• The data:
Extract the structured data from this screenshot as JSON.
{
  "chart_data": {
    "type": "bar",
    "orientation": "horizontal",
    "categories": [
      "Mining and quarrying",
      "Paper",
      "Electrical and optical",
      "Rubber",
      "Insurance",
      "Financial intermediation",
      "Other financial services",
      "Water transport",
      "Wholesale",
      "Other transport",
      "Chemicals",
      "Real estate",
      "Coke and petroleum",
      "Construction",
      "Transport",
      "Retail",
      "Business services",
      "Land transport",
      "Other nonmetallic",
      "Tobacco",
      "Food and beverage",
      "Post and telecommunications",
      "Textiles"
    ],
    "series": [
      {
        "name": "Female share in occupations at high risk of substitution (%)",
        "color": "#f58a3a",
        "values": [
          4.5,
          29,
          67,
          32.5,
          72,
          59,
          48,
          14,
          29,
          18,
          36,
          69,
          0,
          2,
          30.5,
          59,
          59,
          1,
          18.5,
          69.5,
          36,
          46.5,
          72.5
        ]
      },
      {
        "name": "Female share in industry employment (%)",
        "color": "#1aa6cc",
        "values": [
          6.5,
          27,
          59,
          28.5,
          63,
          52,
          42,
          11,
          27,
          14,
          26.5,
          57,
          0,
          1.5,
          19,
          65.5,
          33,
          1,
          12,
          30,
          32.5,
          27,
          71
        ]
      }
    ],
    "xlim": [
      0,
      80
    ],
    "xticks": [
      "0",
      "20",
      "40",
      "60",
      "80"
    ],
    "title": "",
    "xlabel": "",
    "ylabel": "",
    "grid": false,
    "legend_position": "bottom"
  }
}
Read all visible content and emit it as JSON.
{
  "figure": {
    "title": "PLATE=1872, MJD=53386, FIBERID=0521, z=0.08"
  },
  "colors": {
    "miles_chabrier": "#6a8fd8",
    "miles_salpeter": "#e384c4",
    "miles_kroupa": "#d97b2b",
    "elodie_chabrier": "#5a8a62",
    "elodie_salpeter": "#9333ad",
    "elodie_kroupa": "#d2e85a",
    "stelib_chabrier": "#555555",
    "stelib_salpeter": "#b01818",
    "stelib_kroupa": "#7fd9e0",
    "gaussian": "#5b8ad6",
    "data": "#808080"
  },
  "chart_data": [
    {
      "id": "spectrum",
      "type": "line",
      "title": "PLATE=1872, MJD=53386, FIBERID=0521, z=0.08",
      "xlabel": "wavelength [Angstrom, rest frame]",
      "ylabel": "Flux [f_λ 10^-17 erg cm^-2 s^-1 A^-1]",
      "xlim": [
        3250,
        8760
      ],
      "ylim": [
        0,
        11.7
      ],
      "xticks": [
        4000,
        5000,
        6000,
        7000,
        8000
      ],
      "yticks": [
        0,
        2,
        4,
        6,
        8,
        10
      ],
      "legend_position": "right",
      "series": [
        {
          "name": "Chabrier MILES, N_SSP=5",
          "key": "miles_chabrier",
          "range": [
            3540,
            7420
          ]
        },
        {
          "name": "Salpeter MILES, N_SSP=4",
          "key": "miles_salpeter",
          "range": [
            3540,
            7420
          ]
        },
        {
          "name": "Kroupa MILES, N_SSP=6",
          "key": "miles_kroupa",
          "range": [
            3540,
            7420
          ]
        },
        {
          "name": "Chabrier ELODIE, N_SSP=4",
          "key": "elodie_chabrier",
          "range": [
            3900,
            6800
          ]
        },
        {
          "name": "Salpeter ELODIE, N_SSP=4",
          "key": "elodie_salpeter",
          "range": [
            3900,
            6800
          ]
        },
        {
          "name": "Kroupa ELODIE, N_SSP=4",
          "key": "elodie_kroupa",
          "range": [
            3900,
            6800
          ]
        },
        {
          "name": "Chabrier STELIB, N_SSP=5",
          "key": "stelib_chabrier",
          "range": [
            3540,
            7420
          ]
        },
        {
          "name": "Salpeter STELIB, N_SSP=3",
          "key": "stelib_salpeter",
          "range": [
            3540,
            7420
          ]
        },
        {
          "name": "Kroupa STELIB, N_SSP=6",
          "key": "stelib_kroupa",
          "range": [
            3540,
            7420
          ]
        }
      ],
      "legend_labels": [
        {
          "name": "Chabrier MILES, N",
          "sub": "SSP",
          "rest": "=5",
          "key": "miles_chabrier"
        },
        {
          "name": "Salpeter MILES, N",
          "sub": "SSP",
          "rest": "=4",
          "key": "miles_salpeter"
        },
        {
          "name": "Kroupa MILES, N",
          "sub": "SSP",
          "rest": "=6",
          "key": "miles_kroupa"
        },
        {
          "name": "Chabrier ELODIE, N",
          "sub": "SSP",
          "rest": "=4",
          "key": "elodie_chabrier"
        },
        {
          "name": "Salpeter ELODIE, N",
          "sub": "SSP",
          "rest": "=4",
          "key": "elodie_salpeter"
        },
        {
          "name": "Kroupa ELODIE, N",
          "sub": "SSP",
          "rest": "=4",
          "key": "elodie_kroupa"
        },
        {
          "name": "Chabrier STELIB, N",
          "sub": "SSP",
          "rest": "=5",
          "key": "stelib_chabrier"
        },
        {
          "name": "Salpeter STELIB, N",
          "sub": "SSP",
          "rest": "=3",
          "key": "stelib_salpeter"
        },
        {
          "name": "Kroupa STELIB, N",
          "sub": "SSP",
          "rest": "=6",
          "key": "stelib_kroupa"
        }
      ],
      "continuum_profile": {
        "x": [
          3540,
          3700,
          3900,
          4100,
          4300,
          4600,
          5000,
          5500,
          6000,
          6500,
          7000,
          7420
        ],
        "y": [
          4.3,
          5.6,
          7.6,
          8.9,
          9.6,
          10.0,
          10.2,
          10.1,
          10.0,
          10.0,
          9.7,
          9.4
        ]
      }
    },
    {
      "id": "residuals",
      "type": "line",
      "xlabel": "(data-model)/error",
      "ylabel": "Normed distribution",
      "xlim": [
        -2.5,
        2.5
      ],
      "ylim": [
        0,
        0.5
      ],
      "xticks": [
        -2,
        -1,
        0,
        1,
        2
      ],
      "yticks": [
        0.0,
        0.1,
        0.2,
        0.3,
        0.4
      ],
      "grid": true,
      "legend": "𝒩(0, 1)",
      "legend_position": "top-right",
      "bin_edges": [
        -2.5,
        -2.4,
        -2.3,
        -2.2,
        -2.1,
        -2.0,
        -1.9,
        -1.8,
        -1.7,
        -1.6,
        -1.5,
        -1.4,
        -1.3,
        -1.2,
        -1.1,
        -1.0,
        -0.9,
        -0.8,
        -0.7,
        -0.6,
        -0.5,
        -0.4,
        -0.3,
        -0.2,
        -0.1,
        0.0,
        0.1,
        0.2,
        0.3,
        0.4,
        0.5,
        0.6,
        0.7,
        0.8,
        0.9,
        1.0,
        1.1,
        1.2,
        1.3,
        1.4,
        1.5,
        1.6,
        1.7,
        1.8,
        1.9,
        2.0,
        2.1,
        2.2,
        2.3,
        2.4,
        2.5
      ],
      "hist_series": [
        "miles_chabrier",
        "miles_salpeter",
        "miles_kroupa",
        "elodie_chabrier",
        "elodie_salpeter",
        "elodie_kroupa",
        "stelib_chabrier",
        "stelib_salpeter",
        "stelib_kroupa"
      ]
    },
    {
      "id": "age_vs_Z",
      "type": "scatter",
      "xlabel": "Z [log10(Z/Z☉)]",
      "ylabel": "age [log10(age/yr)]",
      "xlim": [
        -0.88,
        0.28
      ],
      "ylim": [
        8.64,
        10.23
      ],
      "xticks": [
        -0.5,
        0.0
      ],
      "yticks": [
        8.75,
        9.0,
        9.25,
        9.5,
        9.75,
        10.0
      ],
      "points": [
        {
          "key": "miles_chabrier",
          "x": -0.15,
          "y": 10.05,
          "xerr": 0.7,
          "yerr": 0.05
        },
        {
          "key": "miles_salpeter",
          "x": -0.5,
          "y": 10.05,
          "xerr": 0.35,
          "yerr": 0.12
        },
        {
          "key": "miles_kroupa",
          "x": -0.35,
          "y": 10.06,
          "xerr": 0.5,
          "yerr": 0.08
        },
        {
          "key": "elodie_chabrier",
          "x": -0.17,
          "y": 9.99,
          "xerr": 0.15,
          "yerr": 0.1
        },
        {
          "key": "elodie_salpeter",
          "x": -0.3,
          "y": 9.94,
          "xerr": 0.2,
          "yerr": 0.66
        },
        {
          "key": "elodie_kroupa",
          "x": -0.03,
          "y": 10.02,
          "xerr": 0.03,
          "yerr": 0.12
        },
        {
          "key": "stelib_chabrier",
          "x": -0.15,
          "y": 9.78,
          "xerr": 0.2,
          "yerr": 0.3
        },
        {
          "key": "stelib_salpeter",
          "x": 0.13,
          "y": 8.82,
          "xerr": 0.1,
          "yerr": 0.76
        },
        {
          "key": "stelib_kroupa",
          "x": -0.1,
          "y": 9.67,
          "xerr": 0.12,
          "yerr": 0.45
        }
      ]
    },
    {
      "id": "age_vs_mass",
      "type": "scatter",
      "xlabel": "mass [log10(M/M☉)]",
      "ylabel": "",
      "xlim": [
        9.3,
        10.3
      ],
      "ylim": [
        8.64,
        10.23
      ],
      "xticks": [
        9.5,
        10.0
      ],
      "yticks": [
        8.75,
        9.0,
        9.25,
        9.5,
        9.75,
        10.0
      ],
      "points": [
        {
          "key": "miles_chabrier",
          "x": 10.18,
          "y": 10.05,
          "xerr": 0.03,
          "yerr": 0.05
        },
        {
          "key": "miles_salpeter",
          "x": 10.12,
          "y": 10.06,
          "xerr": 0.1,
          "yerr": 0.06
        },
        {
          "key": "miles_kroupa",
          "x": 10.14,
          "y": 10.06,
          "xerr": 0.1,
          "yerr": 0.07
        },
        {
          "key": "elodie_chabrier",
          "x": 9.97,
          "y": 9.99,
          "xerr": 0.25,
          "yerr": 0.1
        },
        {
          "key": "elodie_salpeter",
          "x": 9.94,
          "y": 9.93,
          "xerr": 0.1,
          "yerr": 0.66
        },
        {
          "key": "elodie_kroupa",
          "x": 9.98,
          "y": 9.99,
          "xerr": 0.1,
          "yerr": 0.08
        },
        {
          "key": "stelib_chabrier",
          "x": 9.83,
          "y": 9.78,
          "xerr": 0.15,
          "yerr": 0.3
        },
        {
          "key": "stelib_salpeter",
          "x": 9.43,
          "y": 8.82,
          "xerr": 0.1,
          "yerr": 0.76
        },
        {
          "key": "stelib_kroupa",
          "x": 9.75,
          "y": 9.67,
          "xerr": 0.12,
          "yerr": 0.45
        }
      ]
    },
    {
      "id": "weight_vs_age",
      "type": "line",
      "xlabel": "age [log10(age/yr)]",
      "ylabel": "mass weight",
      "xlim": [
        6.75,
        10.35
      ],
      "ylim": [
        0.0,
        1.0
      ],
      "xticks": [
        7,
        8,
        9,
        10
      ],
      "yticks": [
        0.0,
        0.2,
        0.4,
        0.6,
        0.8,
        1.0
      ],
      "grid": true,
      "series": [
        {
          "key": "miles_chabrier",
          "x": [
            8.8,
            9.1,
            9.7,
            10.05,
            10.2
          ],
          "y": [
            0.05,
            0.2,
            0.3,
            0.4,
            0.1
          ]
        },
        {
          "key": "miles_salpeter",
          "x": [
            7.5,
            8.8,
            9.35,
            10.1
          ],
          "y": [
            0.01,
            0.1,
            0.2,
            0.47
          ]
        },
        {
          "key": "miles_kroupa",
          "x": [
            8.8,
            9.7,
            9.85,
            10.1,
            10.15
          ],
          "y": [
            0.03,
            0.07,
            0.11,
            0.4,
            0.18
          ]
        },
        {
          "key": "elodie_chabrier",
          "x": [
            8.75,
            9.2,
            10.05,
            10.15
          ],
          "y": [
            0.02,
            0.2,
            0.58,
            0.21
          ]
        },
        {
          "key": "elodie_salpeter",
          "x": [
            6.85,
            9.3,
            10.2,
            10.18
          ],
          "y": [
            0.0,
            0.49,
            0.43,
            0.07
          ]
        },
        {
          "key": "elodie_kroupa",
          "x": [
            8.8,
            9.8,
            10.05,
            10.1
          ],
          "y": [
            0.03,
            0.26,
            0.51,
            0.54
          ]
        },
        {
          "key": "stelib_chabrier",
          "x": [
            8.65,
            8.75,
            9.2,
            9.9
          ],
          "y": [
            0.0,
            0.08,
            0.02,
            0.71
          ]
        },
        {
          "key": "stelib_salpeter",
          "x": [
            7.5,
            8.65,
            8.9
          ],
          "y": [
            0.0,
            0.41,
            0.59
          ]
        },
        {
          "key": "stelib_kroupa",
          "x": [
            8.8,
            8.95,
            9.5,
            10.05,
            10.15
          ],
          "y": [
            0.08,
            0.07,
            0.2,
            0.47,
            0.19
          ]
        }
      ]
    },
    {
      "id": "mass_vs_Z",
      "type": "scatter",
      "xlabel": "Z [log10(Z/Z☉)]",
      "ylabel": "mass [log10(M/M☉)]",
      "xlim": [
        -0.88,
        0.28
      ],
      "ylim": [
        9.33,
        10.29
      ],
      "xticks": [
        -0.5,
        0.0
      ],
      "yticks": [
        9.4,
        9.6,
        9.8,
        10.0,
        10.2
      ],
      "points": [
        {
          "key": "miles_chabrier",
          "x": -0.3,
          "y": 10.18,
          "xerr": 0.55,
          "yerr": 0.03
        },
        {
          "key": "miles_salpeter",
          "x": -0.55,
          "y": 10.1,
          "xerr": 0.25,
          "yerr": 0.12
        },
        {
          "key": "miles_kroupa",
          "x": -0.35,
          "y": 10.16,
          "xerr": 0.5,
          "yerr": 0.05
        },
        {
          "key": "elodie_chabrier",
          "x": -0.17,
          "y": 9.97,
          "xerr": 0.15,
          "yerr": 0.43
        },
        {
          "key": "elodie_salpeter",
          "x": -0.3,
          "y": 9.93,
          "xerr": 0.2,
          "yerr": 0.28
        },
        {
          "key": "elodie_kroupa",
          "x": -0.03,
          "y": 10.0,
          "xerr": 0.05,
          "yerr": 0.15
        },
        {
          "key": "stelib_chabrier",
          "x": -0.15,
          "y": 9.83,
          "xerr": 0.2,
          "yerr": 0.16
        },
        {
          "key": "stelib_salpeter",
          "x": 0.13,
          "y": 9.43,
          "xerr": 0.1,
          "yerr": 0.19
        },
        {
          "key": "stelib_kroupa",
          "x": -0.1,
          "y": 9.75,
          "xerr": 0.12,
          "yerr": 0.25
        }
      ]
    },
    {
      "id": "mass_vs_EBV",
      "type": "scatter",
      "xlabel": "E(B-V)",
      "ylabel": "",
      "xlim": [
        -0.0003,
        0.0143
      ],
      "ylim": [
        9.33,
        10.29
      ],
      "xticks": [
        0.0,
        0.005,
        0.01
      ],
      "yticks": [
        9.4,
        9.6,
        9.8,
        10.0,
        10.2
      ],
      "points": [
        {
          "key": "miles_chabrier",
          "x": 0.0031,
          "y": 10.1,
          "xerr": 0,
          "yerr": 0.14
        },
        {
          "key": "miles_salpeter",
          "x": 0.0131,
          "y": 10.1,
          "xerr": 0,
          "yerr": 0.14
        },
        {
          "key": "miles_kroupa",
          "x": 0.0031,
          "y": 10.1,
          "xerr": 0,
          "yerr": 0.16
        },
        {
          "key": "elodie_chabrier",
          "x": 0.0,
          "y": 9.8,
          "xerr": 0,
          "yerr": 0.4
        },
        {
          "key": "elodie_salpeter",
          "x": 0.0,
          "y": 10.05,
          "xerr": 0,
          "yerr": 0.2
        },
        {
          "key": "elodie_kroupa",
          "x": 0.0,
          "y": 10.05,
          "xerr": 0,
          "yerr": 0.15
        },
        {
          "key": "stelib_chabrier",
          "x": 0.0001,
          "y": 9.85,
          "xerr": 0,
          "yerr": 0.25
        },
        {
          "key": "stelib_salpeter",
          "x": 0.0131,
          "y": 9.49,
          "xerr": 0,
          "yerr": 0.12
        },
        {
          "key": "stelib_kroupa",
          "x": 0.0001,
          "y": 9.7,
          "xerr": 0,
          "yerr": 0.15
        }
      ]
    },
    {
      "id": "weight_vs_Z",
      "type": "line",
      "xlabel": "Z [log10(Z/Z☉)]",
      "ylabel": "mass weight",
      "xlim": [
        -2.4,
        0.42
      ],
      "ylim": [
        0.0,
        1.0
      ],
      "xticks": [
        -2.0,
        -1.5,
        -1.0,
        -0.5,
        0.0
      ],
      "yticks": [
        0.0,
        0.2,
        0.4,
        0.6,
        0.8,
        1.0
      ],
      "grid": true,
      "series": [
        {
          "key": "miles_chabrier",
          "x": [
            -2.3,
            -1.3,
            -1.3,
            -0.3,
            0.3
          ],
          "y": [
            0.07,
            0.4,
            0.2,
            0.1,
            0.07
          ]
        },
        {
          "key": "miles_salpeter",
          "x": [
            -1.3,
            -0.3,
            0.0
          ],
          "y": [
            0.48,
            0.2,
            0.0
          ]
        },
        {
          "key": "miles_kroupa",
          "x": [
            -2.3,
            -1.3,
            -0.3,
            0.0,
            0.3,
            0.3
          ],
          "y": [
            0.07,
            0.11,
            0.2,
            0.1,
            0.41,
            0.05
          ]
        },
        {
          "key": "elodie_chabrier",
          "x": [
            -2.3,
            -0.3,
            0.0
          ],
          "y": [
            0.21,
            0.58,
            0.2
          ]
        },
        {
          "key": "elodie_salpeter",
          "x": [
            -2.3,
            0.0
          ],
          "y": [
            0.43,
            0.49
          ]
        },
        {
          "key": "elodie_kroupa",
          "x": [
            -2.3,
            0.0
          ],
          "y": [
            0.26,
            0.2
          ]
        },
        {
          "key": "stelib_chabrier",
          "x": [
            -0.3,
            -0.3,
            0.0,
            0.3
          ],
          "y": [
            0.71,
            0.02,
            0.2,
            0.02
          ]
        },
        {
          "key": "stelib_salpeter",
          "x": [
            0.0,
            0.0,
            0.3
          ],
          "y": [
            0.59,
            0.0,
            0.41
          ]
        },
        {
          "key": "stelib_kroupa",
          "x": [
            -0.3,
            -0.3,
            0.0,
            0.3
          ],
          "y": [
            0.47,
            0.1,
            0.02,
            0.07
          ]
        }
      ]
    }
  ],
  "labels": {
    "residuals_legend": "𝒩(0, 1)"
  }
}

• Work to complete:
Scan the material above. Return every line containing the string "FIBERID".

• Response to this task:
    "title": "PLATE=1872, MJD=53386, FIBERID=0521, z=0.08"
      "title": "PLATE=1872, MJD=53386, FIBERID=0521, z=0.08",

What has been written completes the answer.